::: DATA FOR THIS EXERCISE :::
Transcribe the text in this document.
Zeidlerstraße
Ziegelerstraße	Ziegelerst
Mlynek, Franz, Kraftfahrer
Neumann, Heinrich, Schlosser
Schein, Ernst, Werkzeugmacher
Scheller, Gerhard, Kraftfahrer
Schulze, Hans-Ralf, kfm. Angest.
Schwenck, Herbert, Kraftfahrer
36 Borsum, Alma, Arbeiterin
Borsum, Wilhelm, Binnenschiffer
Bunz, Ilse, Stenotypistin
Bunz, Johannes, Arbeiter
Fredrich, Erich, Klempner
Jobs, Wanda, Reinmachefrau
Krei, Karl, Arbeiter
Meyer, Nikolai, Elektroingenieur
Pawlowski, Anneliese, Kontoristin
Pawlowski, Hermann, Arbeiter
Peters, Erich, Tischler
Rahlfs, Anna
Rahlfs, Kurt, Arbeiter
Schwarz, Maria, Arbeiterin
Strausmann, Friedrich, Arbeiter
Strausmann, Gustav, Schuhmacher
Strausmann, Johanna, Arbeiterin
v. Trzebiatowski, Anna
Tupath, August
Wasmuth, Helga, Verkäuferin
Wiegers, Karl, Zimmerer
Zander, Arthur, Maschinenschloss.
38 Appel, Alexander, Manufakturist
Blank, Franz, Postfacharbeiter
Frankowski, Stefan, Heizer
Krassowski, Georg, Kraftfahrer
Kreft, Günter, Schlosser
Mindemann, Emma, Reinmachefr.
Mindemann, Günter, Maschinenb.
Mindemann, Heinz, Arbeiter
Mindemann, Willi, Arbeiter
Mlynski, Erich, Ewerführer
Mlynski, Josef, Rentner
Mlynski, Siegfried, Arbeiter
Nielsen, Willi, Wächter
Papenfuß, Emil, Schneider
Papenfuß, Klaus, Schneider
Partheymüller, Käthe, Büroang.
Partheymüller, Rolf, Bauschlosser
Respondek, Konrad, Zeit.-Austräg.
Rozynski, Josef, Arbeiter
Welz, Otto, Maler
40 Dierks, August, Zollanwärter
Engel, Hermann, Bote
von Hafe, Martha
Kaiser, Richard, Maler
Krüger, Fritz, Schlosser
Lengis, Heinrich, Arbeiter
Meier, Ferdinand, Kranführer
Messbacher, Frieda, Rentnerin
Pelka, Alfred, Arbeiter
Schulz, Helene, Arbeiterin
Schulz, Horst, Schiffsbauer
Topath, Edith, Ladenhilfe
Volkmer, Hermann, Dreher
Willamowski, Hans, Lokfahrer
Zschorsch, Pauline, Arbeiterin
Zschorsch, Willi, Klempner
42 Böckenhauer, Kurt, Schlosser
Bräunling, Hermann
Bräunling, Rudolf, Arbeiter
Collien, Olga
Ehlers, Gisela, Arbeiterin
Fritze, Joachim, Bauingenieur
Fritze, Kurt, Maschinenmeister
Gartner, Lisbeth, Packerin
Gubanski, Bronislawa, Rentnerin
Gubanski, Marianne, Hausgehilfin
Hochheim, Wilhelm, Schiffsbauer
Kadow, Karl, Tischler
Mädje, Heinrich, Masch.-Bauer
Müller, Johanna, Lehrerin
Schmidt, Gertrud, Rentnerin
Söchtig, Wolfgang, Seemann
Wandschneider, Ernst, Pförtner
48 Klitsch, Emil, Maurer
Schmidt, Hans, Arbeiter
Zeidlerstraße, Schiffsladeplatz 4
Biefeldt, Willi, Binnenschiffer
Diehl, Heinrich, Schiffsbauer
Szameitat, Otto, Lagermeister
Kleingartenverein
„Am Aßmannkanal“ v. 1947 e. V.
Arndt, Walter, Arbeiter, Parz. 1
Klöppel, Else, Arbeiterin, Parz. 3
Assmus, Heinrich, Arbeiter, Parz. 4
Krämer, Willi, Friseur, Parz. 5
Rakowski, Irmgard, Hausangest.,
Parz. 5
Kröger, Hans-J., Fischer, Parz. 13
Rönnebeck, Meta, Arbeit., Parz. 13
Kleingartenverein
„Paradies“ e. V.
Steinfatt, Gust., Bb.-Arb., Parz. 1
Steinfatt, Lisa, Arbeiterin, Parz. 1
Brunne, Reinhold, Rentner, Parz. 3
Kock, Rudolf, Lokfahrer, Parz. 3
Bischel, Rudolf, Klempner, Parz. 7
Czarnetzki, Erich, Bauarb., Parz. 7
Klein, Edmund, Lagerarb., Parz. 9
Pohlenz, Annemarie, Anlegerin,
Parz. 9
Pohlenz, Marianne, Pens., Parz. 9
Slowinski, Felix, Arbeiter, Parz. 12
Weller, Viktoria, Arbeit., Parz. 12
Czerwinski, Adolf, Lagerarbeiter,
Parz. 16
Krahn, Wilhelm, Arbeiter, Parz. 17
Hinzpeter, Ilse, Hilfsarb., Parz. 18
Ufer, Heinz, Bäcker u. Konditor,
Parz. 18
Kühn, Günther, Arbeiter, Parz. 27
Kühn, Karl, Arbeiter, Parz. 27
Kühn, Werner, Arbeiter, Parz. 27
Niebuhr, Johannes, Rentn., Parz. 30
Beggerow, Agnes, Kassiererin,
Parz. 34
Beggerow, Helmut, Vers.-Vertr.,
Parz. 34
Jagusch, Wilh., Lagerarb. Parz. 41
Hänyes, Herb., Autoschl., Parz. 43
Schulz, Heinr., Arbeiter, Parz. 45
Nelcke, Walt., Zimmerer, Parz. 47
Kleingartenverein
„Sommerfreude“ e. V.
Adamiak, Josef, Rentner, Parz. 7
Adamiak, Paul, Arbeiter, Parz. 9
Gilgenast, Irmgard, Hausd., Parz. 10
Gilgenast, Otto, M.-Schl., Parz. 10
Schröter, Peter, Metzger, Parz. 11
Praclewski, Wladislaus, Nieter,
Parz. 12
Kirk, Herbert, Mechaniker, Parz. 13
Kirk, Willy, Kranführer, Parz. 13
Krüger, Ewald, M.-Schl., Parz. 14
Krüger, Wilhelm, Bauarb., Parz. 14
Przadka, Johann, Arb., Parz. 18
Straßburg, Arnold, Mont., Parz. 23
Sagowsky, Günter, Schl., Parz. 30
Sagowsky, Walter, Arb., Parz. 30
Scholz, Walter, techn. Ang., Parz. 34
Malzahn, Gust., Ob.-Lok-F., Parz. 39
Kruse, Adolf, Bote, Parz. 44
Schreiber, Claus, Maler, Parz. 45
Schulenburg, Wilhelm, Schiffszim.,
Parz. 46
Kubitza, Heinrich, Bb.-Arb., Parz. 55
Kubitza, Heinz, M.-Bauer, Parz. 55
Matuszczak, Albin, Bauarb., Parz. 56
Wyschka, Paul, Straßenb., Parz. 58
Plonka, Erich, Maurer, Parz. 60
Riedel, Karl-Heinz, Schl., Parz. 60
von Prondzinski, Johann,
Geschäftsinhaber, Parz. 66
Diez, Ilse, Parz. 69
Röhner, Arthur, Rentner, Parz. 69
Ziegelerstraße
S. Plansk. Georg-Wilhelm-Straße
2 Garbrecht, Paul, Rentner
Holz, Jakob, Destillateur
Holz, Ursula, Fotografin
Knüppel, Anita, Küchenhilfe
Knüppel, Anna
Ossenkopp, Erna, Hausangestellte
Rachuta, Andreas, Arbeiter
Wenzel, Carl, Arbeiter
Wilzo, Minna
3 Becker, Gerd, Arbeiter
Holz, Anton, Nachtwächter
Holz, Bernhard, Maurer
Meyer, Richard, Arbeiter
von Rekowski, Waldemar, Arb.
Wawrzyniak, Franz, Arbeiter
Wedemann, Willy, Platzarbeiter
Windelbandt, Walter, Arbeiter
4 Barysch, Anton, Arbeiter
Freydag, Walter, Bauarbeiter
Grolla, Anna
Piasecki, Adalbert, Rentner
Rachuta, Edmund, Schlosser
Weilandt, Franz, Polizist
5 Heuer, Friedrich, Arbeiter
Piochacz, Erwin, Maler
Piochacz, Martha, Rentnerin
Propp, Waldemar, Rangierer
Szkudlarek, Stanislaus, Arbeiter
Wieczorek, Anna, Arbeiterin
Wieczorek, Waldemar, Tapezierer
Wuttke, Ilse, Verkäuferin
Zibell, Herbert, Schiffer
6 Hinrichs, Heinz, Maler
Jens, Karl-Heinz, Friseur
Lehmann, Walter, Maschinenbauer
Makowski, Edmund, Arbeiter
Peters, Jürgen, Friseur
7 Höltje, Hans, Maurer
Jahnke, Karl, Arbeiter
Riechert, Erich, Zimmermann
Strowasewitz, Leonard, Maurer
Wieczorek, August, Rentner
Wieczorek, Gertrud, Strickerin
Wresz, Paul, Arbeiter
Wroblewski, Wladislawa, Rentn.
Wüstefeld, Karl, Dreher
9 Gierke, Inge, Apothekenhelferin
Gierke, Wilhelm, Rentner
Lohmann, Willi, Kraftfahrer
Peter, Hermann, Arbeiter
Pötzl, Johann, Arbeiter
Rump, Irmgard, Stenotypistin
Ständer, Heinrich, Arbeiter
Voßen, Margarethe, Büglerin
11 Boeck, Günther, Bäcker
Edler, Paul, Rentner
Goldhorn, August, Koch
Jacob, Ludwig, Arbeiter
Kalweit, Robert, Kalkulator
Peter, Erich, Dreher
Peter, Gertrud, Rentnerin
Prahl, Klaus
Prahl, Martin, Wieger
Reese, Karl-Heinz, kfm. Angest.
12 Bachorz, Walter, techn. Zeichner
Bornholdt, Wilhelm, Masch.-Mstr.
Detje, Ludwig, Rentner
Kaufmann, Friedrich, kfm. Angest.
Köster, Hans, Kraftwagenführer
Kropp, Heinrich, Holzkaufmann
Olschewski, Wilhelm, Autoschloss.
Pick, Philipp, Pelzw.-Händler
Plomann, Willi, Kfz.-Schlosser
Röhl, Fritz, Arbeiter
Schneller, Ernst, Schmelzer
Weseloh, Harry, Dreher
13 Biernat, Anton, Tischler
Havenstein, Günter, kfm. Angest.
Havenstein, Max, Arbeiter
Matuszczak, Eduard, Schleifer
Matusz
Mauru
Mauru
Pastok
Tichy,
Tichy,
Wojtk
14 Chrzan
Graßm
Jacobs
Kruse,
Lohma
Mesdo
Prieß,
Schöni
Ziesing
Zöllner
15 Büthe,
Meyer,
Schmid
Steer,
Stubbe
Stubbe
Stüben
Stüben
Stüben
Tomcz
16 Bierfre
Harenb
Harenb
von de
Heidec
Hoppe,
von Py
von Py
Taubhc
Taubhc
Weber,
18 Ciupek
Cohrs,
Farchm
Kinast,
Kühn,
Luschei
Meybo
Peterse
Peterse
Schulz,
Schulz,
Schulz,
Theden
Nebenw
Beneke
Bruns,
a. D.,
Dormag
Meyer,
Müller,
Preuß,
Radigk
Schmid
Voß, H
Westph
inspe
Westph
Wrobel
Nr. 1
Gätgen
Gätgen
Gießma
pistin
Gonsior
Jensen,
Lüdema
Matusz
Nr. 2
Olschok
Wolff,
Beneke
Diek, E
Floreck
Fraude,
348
:::
Copy every line of the records above that contains "Tischler".

Peters, Erich, Tischler
Kadow, Karl, Tischler
13 Biernat, Anton, Tischler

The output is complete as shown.